▶ **STATED TASK**:
How many lines hold the string "text"? Give only the number.

▶ **EXERCISE INPUTS**:

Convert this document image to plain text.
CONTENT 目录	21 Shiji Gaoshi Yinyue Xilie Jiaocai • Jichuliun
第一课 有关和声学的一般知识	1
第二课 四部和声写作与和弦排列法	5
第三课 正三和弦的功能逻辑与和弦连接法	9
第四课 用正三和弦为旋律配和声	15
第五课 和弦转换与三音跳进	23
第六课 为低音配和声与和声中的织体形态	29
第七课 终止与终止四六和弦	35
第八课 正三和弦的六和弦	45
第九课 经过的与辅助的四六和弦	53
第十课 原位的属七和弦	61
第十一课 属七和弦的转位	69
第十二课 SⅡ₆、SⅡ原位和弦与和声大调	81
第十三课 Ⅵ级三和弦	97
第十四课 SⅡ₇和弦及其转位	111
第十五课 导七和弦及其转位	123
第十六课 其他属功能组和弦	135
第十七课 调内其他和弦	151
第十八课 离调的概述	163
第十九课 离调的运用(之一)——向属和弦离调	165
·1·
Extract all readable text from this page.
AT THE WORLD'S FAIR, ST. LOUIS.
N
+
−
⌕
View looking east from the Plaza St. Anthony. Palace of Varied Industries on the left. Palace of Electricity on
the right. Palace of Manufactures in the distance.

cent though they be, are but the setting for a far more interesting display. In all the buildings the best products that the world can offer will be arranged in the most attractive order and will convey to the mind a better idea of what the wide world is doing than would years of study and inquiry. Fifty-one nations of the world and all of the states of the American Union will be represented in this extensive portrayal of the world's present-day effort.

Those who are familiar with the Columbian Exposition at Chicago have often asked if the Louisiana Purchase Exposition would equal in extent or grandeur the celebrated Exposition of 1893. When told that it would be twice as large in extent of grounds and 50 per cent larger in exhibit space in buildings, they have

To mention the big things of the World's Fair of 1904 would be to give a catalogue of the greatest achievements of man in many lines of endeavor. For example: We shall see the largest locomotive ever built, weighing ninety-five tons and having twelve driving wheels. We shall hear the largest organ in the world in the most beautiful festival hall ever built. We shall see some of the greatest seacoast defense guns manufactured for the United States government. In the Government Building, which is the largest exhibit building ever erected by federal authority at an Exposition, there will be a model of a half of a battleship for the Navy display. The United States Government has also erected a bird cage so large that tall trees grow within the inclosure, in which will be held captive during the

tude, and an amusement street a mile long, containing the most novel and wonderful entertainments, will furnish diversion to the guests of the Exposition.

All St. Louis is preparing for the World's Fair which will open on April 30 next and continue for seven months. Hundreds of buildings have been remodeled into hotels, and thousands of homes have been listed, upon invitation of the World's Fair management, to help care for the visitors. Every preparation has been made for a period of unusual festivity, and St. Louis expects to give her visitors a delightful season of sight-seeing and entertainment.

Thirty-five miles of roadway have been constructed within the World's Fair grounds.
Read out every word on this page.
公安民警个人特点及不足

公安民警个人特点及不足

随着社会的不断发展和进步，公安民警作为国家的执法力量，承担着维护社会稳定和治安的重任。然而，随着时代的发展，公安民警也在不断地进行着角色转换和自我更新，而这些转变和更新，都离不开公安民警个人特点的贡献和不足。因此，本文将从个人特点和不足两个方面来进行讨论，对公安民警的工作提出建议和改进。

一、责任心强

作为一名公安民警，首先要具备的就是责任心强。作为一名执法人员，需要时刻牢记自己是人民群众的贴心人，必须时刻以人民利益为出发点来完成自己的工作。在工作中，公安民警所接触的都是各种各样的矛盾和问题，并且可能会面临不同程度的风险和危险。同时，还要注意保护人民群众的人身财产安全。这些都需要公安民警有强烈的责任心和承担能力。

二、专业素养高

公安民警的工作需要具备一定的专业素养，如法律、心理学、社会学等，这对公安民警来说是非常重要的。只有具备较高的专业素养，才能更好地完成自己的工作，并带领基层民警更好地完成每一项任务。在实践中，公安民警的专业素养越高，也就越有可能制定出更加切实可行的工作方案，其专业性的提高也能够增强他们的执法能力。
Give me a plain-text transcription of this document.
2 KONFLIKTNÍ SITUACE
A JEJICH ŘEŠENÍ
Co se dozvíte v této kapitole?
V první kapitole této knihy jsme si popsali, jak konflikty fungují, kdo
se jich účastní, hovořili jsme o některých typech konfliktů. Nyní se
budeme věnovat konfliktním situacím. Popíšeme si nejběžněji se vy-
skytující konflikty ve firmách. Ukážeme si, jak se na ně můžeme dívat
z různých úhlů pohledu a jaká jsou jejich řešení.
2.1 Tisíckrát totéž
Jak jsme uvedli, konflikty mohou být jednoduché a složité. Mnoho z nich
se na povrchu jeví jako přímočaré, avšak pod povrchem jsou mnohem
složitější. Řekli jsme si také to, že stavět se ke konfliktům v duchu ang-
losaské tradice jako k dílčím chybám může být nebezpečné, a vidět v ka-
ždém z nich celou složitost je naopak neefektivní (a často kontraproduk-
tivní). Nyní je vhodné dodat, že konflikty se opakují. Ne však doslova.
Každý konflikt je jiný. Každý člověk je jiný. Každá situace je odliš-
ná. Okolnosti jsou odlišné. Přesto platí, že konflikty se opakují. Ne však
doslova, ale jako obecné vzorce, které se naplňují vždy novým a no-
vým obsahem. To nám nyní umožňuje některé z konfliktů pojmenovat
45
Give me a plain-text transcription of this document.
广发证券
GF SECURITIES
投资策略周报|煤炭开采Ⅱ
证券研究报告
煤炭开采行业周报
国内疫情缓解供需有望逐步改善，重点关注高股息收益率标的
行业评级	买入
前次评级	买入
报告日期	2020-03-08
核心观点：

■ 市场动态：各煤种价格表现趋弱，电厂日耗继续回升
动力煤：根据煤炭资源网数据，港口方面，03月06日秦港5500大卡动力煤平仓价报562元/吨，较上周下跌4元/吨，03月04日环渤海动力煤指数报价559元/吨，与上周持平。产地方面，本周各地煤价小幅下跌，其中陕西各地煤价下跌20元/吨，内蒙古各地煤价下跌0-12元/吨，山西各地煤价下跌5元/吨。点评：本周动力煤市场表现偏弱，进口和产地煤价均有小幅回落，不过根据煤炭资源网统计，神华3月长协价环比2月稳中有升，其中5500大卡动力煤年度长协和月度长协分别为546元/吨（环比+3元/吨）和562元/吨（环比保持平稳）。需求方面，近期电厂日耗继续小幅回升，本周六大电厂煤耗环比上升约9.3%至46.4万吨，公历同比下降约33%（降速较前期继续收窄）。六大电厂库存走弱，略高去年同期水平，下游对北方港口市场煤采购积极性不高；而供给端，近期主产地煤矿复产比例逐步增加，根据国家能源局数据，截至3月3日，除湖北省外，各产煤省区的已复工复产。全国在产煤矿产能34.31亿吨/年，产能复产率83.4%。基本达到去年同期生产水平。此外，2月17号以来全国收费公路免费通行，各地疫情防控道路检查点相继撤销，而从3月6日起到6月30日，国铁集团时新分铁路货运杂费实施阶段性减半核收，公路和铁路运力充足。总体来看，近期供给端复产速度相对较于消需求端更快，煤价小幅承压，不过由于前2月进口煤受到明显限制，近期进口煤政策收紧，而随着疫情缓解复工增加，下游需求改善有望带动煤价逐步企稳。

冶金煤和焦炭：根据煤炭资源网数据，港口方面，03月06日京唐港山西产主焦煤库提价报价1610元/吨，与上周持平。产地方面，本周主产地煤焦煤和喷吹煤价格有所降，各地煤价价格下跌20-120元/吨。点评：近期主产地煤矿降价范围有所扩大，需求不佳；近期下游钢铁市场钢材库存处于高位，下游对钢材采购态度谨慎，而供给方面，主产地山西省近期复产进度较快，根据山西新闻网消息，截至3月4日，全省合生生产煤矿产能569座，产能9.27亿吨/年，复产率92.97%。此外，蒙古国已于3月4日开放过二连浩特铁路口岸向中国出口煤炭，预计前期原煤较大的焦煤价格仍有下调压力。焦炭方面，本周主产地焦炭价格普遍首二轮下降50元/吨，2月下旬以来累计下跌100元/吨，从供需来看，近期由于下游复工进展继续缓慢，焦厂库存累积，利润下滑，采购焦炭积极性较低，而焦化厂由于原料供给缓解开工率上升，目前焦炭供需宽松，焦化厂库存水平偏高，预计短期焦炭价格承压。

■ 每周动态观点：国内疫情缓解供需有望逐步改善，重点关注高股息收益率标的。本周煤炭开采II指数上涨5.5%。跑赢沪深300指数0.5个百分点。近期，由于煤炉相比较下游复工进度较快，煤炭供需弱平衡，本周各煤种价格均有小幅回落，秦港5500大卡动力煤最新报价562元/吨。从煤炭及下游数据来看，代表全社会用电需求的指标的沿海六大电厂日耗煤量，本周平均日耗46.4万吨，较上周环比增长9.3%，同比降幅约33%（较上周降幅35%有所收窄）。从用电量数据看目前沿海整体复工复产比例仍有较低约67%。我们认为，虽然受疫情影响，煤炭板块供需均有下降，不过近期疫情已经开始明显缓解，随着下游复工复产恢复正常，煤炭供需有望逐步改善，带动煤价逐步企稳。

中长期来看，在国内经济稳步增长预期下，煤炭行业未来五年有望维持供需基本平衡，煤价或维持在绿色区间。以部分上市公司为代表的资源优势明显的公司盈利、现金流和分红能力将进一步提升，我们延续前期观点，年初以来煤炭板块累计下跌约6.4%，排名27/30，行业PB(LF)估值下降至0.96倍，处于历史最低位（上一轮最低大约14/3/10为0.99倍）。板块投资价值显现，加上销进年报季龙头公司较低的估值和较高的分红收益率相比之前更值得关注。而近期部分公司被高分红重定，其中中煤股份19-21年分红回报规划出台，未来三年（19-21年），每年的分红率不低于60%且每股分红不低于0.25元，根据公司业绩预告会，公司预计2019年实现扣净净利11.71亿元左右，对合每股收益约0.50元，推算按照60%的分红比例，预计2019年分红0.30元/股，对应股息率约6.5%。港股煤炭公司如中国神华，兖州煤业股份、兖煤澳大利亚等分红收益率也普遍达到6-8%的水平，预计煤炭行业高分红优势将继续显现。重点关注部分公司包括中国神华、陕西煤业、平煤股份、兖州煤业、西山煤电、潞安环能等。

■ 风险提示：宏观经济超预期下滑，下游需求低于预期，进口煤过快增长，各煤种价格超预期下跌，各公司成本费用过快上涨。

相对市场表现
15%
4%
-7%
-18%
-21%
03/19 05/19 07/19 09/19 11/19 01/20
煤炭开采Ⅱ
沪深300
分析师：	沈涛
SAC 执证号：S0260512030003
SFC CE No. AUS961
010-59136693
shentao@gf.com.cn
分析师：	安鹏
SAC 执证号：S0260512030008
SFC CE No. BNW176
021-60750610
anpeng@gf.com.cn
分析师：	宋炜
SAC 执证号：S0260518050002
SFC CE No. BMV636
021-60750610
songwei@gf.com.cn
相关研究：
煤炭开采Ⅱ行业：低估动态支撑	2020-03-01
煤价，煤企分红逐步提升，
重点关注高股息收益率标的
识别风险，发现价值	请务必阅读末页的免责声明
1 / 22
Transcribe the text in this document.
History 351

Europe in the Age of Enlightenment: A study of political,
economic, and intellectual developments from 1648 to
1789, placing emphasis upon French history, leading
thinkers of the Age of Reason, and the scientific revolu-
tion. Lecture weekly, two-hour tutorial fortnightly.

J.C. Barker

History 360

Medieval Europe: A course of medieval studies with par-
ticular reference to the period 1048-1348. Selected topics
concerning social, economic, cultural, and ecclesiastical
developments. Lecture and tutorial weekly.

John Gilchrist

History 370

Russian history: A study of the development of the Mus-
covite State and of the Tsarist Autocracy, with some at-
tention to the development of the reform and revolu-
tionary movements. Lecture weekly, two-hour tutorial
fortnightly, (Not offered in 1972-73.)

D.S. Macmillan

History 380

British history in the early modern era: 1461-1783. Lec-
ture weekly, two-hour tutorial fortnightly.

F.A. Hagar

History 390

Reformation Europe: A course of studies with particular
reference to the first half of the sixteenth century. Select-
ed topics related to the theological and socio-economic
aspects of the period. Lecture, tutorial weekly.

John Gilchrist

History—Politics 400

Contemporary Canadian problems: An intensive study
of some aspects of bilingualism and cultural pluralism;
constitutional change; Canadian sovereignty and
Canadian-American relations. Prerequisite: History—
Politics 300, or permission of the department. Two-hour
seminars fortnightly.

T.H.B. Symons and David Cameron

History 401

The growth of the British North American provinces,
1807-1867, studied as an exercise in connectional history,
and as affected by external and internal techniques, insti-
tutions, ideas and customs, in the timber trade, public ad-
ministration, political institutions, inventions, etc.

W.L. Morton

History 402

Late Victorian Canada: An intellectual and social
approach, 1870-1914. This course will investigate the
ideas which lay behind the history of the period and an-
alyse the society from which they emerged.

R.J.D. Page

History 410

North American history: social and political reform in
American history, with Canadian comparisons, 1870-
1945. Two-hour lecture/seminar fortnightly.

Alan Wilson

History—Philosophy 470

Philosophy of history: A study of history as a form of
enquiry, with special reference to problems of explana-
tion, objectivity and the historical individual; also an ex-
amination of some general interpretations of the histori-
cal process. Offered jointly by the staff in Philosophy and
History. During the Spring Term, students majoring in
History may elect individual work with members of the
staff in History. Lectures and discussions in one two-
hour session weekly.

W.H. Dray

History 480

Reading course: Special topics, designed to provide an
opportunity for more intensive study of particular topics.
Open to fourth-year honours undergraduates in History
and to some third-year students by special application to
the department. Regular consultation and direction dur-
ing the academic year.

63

▶ **ANSWER FOR THIS EXERCISE**:
5